▶ **RAW DATA**

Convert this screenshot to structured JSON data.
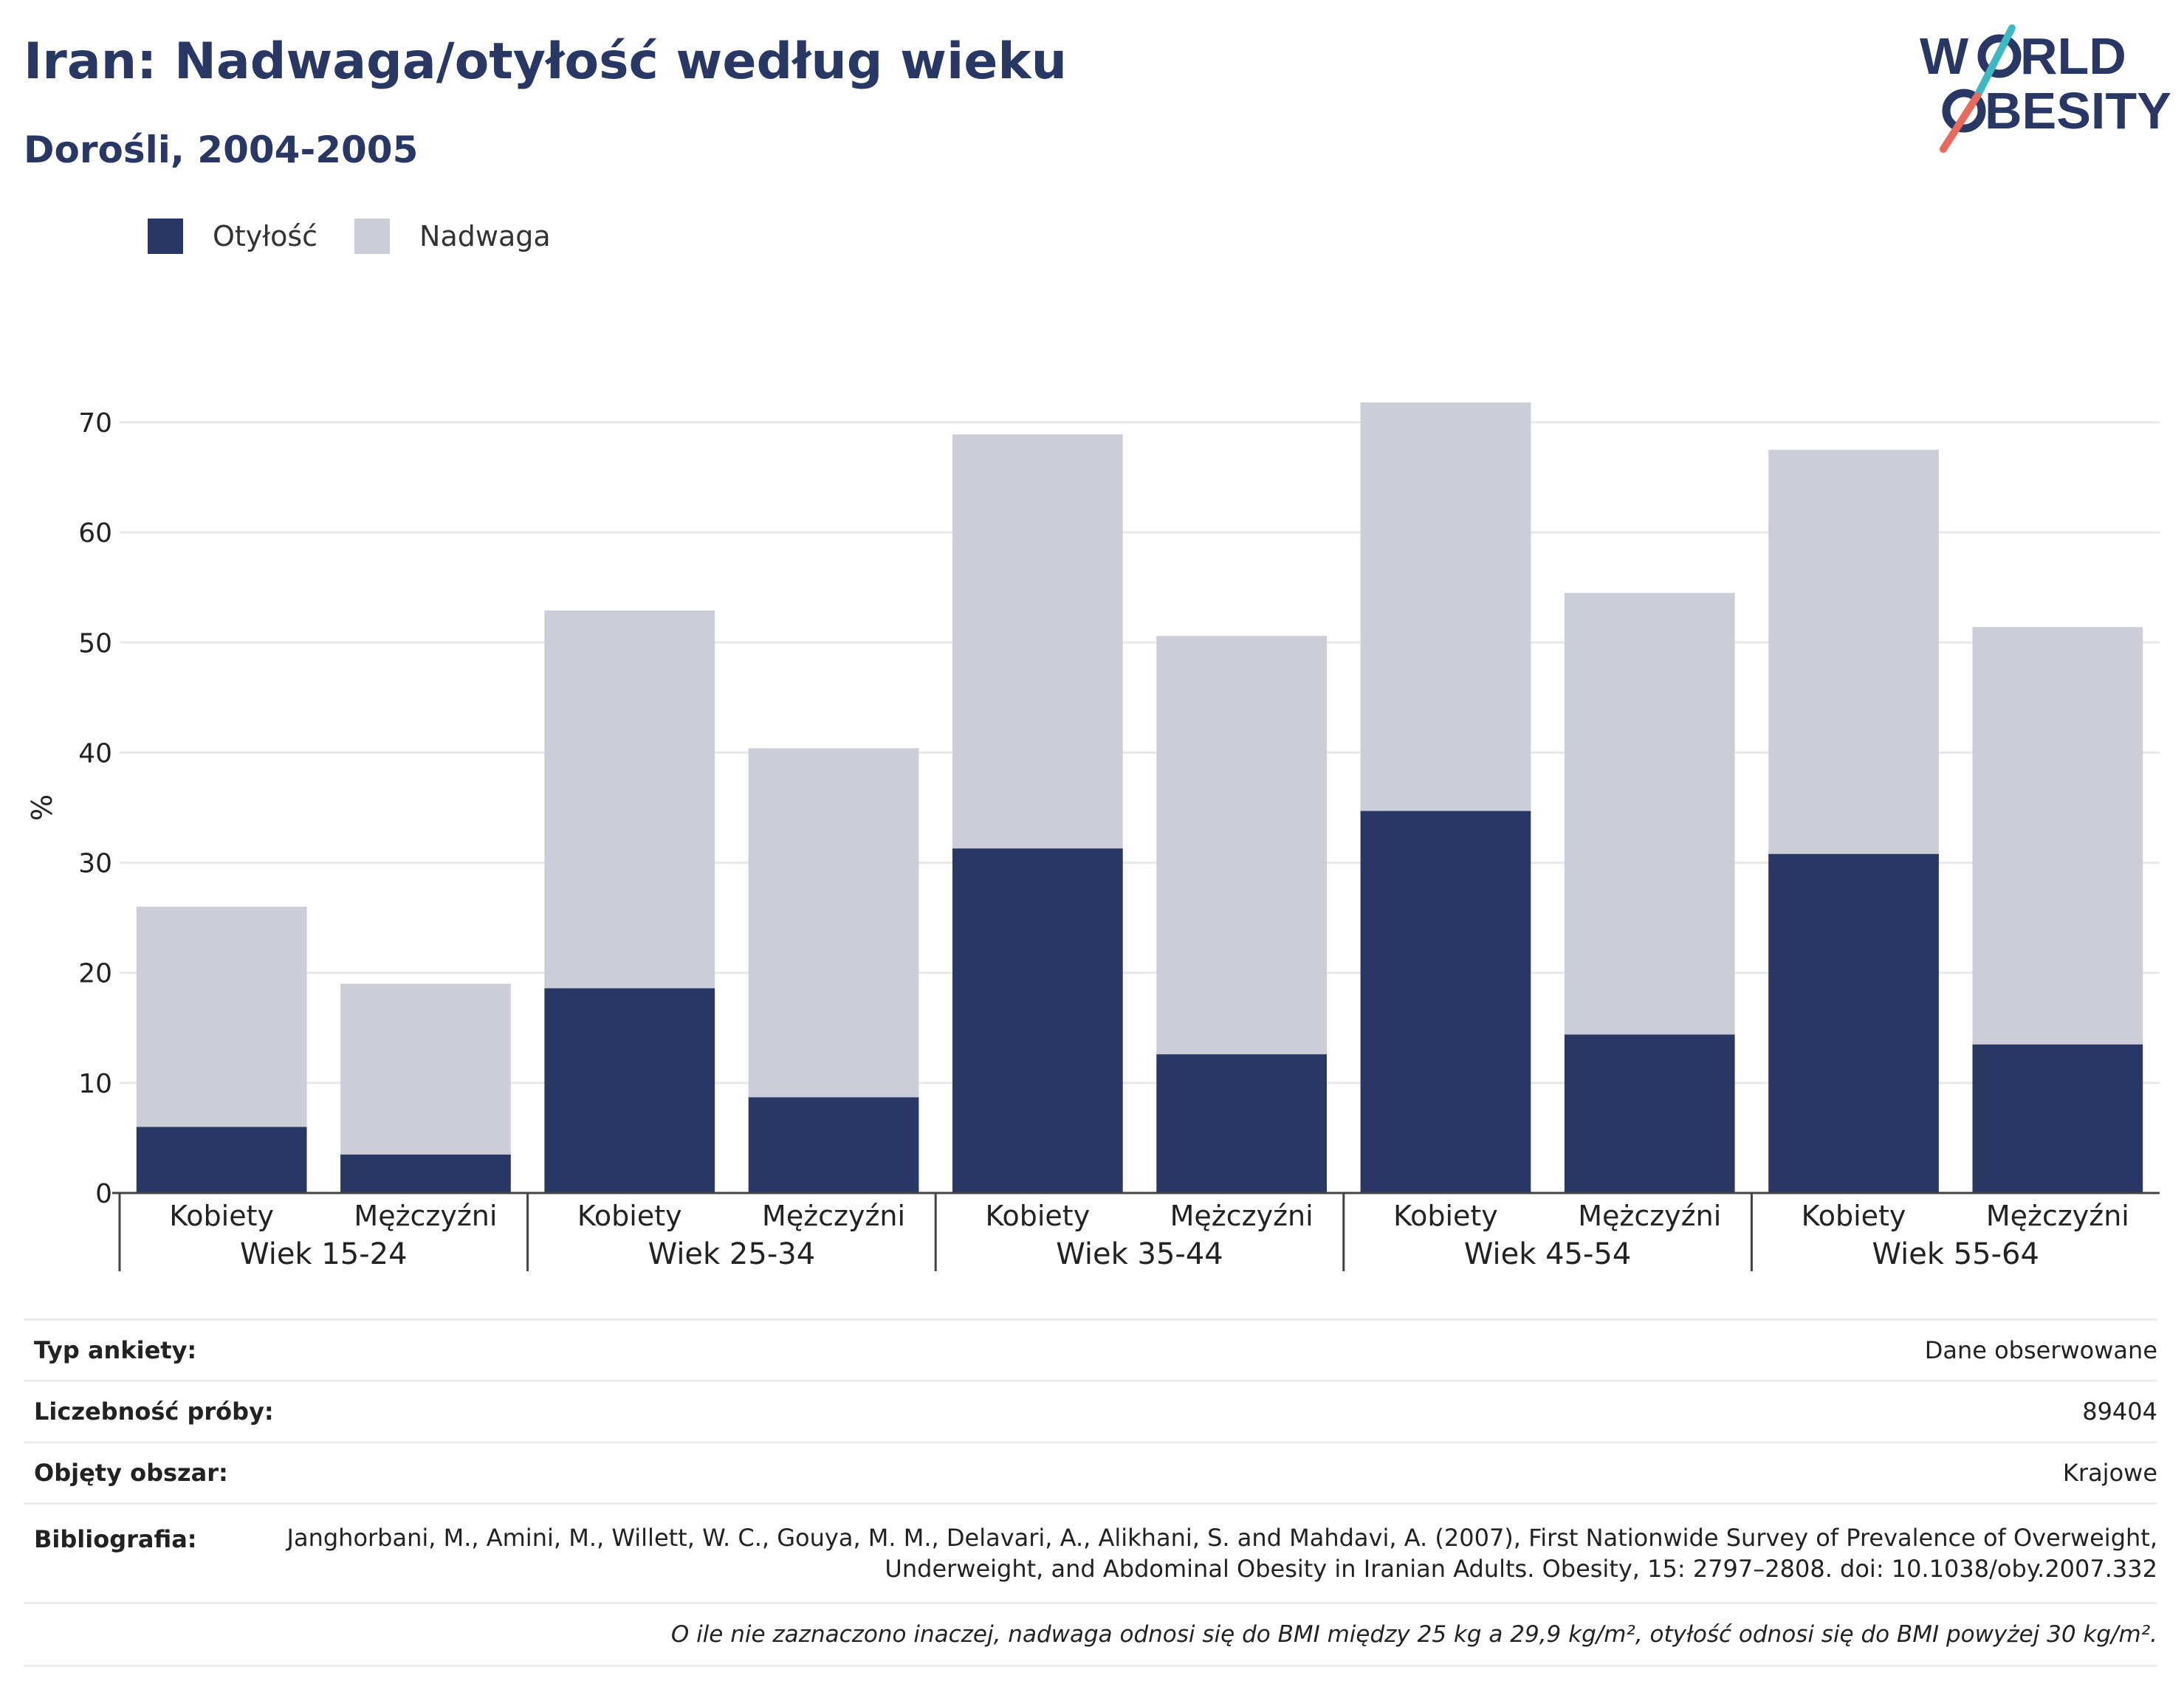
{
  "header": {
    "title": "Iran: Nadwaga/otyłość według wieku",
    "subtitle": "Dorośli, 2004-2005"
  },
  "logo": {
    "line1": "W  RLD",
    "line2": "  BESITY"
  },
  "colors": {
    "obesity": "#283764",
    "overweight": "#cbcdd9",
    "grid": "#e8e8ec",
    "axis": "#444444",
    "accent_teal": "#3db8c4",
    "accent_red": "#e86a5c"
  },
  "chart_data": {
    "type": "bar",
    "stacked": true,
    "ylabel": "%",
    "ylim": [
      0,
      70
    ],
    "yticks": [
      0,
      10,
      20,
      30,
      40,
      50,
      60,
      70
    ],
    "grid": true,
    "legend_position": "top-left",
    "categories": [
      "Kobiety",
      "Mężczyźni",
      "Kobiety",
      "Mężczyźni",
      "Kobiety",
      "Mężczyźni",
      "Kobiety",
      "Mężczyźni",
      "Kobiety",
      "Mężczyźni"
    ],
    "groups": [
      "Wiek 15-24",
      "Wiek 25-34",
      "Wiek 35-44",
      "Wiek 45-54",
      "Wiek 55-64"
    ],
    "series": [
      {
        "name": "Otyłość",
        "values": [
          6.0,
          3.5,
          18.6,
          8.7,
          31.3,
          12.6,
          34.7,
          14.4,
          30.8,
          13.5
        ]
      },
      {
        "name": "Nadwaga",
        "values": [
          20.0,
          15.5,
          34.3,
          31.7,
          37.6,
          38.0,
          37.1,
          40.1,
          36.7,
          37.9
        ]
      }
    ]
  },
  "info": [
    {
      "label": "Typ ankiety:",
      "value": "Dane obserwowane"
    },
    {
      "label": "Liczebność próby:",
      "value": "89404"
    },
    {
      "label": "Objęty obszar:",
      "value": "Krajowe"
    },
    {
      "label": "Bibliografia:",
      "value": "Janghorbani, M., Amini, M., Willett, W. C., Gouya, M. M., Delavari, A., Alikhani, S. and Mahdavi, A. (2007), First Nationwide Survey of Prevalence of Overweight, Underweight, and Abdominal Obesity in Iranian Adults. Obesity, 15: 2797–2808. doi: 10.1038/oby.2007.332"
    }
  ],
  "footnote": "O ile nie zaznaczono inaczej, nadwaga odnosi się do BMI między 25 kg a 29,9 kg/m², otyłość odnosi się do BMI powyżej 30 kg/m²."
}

▶ **THE PROBLEM**
Go through the listing above and write it out again exactly, dropping the pictures.

▶ **EXERCISE SOLUTION**
Convert this screenshot to structured JSON data.
{
  "header": {
    "title": "Iran: Nadwaga/otyłość według wieku",
    "subtitle": "Dorośli, 2004-2005"
  },
  "logo": {
    "line1": "W  RLD",
    "line2": "  BESITY"
  },
  "colors": {
    "obesity": "#283764",
    "overweight": "#cbcdd9",
    "grid": "#e8e8ec",
    "axis": "#444444",
    "accent_teal": "#3db8c4",
    "accent_red": "#e86a5c"
  },
  "chart_data": {
    "type": "bar",
    "stacked": true,
    "ylabel": "%",
    "ylim": [
      0,
      70
    ],
    "yticks": [
      0,
      10,
      20,
      30,
      40,
      50,
      60,
      70
    ],
    "grid": true,
    "legend_position": "top-left",
    "categories": [
      "Kobiety",
      "Mężczyźni",
      "Kobiety",
      "Mężczyźni",
      "Kobiety",
      "Mężczyźni",
      "Kobiety",
      "Mężczyźni",
      "Kobiety",
      "Mężczyźni"
    ],
    "groups": [
      "Wiek 15-24",
      "Wiek 25-34",
      "Wiek 35-44",
      "Wiek 45-54",
      "Wiek 55-64"
    ],
    "series": [
      {
        "name": "Otyłość",
        "values": [
          6.0,
          3.5,
          18.6,
          8.7,
          31.3,
          12.6,
          34.7,
          14.4,
          30.8,
          13.5
        ]
      },
      {
        "name": "Nadwaga",
        "values": [
          20.0,
          15.5,
          34.3,
          31.7,
          37.6,
          38.0,
          37.1,
          40.1,
          36.7,
          37.9
        ]
      }
    ]
  },
  "info": [
    {
      "label": "Typ ankiety:",
      "value": "Dane obserwowane"
    },
    {
      "label": "Liczebność próby:",
      "value": "89404"
    },
    {
      "label": "Objęty obszar:",
      "value": "Krajowe"
    },
    {
      "label": "Bibliografia:",
      "value": "Janghorbani, M., Amini, M., Willett, W. C., Gouya, M. M., Delavari, A., Alikhani, S. and Mahdavi, A. (2007), First Nationwide Survey of Prevalence of Overweight, Underweight, and Abdominal Obesity in Iranian Adults. Obesity, 15: 2797–2808. doi: 10.1038/oby.2007.332"
    }
  ],
  "footnote": "O ile nie zaznaczono inaczej, nadwaga odnosi się do BMI między 25 kg a 29,9 kg/m², otyłość odnosi się do BMI powyżej 30 kg/m²."
}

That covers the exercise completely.